*What is required*: In how many lines does the string "JSON" appear? Answer with the number only.

*Exercise input*:

---

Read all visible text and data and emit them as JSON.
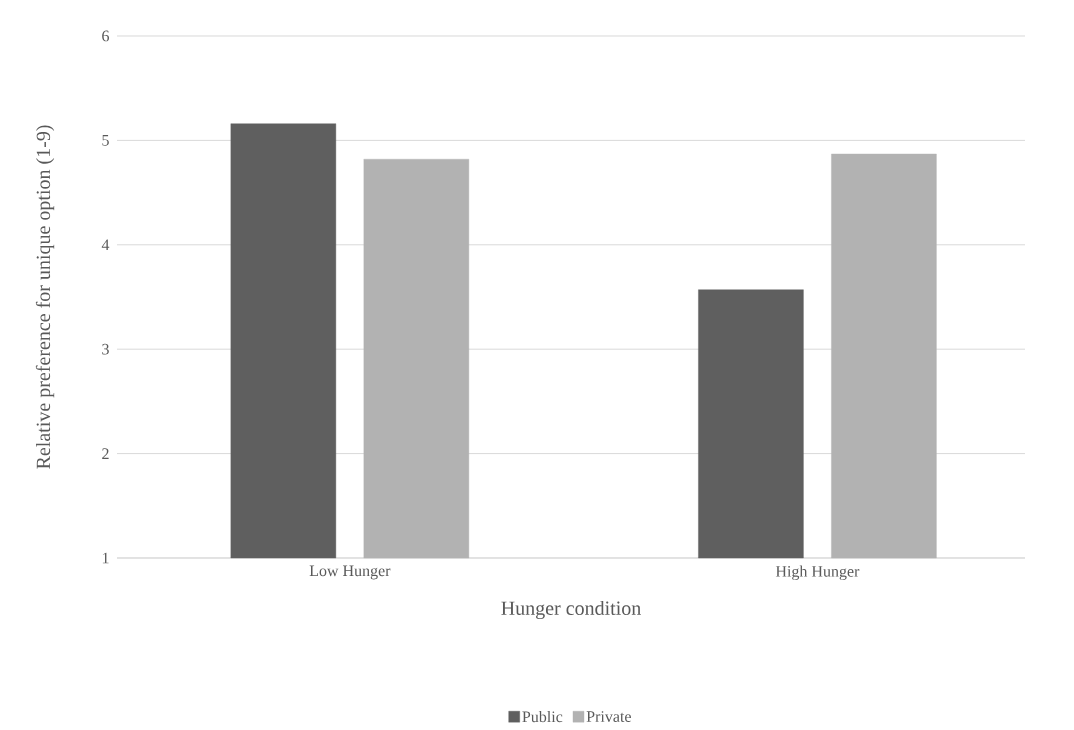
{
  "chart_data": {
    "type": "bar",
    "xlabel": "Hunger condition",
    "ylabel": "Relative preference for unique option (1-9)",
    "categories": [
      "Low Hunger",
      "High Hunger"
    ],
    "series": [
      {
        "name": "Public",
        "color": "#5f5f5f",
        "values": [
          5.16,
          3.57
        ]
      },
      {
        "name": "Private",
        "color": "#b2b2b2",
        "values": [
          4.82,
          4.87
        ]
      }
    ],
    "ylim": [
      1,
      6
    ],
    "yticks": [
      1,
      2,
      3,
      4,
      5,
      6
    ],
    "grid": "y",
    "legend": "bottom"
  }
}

---

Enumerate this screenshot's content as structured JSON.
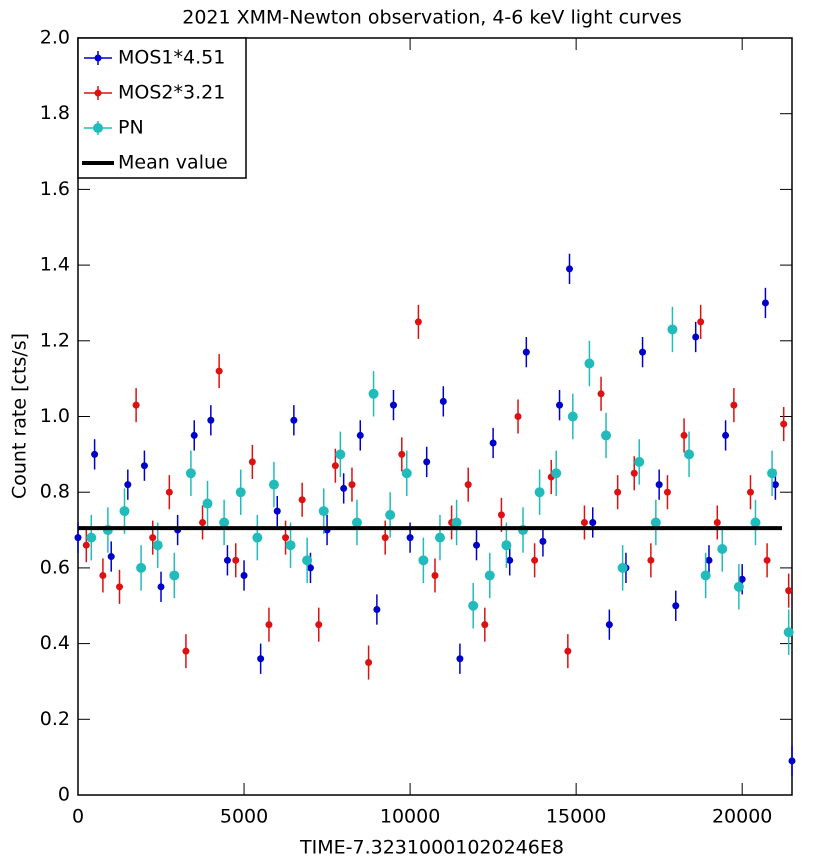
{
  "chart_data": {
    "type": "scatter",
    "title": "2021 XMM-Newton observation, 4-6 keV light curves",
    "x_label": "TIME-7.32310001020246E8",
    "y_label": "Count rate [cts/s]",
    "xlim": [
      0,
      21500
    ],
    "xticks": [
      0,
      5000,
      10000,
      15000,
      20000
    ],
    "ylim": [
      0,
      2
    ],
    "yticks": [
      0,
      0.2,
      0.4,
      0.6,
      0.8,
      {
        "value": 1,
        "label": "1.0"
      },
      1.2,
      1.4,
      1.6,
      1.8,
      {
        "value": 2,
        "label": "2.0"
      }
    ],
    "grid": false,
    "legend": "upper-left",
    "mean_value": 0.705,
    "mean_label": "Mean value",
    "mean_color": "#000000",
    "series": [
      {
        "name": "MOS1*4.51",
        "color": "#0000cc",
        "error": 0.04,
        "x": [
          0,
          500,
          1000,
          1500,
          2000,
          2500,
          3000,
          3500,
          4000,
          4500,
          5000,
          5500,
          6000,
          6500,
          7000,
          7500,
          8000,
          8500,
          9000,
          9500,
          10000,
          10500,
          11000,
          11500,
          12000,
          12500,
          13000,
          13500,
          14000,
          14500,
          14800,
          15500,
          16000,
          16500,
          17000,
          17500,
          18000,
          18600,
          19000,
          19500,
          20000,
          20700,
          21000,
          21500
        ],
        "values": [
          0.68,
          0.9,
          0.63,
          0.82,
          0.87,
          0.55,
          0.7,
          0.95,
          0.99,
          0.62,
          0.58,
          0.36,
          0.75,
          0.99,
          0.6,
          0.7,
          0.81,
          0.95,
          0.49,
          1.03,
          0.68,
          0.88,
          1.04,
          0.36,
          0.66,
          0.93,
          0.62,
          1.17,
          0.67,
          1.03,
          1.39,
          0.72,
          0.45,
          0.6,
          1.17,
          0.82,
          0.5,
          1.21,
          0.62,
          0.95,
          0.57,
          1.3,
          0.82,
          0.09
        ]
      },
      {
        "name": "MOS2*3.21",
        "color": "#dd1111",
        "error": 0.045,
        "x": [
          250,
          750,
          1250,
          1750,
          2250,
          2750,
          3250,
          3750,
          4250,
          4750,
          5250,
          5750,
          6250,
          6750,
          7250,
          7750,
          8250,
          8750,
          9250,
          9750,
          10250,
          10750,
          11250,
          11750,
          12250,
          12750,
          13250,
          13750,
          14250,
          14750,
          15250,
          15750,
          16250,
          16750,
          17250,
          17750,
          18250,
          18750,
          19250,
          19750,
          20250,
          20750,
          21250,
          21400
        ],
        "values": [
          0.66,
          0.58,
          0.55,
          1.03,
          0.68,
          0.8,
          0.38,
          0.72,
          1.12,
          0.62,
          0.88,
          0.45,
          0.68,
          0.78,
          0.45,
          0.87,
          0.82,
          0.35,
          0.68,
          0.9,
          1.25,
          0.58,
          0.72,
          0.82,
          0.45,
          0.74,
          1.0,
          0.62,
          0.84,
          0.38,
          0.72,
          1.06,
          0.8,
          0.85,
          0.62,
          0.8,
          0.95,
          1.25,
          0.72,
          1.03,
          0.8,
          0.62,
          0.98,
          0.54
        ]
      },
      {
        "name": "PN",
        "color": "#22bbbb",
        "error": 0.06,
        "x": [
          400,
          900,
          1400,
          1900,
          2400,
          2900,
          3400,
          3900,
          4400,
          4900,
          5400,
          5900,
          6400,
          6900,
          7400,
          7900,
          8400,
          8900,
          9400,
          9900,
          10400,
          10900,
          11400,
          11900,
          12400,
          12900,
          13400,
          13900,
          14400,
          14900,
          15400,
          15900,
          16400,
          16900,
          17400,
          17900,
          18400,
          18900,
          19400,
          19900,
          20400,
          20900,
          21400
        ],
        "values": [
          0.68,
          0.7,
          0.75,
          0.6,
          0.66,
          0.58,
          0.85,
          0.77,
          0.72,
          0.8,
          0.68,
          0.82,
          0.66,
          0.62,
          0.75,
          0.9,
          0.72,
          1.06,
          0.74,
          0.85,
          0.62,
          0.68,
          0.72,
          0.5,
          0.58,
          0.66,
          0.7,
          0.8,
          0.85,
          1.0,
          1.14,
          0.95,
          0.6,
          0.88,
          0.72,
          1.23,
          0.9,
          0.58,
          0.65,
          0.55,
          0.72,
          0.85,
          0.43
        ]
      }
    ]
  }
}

---

*Final result*: 2